In the data, extract each line that holds the string "Puede".
------ TASK INPUT ------
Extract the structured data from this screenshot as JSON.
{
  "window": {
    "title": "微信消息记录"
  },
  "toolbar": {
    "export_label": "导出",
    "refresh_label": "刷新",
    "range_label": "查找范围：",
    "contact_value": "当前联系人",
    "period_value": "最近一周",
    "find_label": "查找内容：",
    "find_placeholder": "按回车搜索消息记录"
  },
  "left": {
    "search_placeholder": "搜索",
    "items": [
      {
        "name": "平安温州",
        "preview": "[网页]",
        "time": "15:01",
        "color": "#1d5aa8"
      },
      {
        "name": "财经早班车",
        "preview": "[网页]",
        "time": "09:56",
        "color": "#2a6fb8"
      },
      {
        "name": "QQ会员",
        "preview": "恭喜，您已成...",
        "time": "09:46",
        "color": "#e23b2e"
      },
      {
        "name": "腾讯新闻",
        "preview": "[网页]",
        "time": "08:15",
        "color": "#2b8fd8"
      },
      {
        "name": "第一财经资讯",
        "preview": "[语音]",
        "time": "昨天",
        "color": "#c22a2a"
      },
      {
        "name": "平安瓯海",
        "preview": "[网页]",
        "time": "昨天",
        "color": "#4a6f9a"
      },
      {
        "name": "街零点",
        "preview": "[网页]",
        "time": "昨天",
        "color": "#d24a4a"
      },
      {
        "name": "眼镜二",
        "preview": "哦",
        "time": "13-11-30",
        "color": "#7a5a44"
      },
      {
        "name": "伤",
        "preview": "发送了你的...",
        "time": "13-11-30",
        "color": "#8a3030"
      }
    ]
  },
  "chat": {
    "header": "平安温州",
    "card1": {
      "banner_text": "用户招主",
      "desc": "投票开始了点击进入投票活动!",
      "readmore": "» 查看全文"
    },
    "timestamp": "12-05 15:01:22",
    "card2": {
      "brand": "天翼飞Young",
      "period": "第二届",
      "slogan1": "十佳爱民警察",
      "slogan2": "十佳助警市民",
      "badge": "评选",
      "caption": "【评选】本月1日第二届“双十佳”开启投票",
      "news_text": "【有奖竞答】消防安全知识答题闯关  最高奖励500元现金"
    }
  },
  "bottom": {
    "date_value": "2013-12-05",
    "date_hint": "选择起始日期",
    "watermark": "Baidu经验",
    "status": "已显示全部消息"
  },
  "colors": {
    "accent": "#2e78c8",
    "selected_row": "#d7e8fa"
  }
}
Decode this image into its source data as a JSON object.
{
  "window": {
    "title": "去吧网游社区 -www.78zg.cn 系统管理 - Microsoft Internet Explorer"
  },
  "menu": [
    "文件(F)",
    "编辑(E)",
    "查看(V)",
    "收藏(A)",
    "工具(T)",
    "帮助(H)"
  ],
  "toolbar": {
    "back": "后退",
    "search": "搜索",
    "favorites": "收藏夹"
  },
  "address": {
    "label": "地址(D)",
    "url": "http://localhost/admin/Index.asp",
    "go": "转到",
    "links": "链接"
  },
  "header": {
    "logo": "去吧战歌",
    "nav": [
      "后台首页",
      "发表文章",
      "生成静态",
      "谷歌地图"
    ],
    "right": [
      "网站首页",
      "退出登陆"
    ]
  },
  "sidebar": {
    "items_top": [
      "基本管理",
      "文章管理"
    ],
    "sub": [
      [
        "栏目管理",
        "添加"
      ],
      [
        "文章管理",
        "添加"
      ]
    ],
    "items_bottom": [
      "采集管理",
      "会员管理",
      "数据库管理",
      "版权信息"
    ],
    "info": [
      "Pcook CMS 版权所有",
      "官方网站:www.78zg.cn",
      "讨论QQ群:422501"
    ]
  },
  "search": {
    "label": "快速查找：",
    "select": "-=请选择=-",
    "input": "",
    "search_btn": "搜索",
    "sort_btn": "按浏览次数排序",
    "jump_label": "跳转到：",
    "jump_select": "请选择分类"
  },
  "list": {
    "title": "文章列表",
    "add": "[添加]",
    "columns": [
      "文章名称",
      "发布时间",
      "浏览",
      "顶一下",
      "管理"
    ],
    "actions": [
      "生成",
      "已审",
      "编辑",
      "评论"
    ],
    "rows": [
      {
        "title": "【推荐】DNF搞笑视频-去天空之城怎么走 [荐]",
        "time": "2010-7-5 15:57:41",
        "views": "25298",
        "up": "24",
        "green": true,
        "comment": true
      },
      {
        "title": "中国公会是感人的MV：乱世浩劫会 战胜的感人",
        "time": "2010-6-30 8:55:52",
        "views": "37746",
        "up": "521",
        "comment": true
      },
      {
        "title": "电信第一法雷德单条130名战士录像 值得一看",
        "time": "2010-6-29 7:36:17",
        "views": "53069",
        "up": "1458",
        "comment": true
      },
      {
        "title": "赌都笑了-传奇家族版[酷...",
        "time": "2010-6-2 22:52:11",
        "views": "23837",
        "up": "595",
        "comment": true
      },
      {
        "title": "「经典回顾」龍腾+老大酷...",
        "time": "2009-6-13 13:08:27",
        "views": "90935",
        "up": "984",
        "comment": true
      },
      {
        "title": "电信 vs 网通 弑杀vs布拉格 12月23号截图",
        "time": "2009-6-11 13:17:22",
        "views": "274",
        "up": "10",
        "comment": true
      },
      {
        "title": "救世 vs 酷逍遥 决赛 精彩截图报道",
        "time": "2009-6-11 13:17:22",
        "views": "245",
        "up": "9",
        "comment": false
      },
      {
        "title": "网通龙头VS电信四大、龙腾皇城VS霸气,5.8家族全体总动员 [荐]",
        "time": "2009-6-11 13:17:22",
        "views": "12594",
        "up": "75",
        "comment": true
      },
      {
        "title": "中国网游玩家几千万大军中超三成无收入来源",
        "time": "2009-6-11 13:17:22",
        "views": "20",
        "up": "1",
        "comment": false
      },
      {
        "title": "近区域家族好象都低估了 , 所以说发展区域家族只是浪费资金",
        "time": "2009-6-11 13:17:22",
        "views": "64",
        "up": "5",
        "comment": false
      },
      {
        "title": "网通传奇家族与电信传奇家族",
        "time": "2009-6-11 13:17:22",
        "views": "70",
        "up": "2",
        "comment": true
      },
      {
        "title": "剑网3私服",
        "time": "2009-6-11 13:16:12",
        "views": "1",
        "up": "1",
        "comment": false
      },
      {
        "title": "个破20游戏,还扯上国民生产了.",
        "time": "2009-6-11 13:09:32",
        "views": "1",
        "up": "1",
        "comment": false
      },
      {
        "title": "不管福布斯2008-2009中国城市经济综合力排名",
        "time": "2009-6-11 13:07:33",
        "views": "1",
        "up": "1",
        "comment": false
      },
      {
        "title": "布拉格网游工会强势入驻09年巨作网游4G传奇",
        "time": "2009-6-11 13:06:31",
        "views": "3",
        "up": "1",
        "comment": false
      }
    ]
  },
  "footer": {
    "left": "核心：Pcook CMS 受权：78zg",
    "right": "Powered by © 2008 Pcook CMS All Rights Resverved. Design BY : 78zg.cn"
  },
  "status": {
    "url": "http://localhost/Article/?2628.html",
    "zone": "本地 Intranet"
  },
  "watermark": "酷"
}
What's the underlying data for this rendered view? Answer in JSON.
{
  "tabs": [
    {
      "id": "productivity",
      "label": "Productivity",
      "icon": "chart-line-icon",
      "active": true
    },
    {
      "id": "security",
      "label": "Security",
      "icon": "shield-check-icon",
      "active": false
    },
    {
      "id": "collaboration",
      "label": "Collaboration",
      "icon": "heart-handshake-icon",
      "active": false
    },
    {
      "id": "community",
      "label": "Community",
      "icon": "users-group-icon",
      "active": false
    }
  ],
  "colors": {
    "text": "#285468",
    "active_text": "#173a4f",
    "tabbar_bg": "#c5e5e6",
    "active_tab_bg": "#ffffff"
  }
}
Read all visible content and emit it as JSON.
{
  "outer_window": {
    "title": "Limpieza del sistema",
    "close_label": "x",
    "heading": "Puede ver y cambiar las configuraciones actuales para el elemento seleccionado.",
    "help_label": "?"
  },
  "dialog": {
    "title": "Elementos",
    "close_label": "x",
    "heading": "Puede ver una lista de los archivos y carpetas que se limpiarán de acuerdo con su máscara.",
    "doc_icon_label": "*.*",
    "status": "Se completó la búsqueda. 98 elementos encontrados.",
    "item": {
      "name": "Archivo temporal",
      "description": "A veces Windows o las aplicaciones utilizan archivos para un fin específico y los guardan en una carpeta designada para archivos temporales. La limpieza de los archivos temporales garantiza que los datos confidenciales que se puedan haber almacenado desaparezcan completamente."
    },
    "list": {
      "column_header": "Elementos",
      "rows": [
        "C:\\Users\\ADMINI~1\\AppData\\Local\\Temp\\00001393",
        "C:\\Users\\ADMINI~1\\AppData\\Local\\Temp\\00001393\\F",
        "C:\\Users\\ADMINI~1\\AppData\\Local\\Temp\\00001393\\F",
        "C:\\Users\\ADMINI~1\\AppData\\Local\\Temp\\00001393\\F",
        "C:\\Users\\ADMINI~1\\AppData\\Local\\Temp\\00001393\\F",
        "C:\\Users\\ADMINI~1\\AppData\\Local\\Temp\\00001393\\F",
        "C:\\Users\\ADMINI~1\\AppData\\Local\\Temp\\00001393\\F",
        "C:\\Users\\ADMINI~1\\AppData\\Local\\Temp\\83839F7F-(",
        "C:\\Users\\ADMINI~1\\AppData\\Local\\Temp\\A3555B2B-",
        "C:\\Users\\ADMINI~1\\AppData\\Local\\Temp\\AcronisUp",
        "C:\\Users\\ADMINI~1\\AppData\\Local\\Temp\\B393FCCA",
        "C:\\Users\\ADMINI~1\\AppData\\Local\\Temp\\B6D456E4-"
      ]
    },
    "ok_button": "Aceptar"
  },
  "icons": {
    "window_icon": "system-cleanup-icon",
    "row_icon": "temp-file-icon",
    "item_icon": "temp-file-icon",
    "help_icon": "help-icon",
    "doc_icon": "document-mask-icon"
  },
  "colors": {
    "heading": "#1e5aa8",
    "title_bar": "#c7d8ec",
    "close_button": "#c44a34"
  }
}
------
## RESPONSE BELOW
    "heading": "Puede ver y cambiar las configuraciones actuales para el elemento seleccionado.",
    "heading": "Puede ver una lista de los archivos y carpetas que se limpiarán de acuerdo con su máscara.",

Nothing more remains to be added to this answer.